- **YOUR INSTRUCTIONS**
In the Yammer text, copy the passage that begins at the words "Global Police Yammer" and ends after "very experienced colleague.", replacing "Innovation Broker" with "Innovation Advisor" throughout.

- **TEXT**
Global Police Yammer
Let me quickly introduce myself. My name is Sjors Provoost and I’m working as in Innovation Broker for the Rotterdam-Rijnmond Police in The Netherlands. Be sure to check out the department’s cool new website, but that’s not what I want to talk about here. I do not have a police background myself, but I work with a very experienced colleague.
Our job is to facilitate innovation within our region and my job is to bring in fresh ideas from outside and ask difficult questions. I talk, tweet, blog and read about subjects such as social media and government as a platform. How does one make a solid business case for a new methodology (or any methodology for that matter) in an organization not driven by profit, but by a very complex and ever changing combination of politics, public opinion, criminals and people in need? Get in touch with me if you find the answer…
Let’s talk about real time internal communication. Internal – in my view – can mean within your local police department, within the police force of an entire country or even the global police world. I’d like to discuss one particular tool: Yammer. Yammer is like Twitter: you send short messages out to the world and anyone interested in you will read them. This is different from email or letters where you – the sender – chooses who should read it. In social media it’s the reader who decides who to listen to.

- **STORED ROWS**
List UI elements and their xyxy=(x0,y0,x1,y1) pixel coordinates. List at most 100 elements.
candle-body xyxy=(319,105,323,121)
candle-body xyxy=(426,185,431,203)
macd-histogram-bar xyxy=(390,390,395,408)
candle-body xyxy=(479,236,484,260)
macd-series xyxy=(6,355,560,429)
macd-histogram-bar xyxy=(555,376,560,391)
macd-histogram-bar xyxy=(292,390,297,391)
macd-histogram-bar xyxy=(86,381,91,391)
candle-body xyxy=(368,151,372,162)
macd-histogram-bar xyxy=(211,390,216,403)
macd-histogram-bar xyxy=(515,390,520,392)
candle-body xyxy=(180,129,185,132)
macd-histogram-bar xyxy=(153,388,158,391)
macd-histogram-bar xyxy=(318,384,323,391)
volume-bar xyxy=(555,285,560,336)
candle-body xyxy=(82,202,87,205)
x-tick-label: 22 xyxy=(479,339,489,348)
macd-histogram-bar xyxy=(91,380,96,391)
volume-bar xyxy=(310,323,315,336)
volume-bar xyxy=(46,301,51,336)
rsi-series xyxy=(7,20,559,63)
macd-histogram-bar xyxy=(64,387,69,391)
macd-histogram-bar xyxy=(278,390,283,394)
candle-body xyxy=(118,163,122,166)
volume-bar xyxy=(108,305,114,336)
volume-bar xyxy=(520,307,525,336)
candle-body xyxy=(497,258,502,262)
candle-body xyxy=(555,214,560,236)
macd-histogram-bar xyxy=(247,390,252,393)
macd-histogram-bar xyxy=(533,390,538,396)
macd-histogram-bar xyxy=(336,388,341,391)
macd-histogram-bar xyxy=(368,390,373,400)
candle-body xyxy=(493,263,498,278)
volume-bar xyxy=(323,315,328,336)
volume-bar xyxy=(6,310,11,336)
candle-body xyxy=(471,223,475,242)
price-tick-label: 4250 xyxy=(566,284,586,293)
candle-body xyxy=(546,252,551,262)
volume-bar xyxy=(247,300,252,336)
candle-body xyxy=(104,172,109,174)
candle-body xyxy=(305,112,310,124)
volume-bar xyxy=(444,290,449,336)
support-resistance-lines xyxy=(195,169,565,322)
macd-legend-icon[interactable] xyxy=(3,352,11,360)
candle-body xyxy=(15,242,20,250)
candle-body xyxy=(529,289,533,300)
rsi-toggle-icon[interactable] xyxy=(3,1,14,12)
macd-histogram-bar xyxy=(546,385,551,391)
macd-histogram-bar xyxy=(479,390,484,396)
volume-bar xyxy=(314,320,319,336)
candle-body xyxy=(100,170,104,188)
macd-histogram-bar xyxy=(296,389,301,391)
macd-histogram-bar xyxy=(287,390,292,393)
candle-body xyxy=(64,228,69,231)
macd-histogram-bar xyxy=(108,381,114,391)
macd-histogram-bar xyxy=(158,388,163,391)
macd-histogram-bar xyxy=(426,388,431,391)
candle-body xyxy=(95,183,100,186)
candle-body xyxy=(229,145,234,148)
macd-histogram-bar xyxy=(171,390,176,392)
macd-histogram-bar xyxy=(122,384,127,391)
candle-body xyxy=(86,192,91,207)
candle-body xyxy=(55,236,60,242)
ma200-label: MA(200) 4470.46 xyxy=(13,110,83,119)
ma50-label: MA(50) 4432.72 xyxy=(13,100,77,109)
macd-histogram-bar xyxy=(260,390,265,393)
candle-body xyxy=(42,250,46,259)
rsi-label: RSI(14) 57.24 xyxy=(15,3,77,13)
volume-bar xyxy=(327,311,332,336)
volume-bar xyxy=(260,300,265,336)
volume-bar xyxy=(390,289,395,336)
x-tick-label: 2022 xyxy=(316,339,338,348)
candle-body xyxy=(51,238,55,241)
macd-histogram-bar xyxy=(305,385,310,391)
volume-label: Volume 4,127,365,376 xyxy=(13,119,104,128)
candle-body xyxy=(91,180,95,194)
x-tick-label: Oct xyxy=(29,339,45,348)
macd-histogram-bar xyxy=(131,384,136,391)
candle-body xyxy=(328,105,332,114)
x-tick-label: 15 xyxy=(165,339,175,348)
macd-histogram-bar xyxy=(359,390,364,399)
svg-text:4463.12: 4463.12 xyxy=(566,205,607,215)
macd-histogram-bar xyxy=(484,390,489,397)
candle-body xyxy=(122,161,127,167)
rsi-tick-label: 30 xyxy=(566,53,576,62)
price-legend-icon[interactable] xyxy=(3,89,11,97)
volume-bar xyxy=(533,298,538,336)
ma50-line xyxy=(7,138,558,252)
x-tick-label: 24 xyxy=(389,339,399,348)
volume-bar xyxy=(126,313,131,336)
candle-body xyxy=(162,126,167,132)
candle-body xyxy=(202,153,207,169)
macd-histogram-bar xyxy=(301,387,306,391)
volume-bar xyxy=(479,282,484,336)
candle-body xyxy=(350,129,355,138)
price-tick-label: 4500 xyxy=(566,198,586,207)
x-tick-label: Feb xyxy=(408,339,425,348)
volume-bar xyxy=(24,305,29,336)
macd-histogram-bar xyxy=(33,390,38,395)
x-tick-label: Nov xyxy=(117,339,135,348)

- **THE OUTPUT**
Global Police Yammer
Let me quickly introduce myself. My name is Sjors Provoost and I’m working as in Innovation Advisor for the Rotterdam-Rijnmond Police in The Netherlands. Be sure to check out the department’s cool new website, but that’s not what I want to talk about here. I do not have a police background myself, but I work with a very experienced colleague.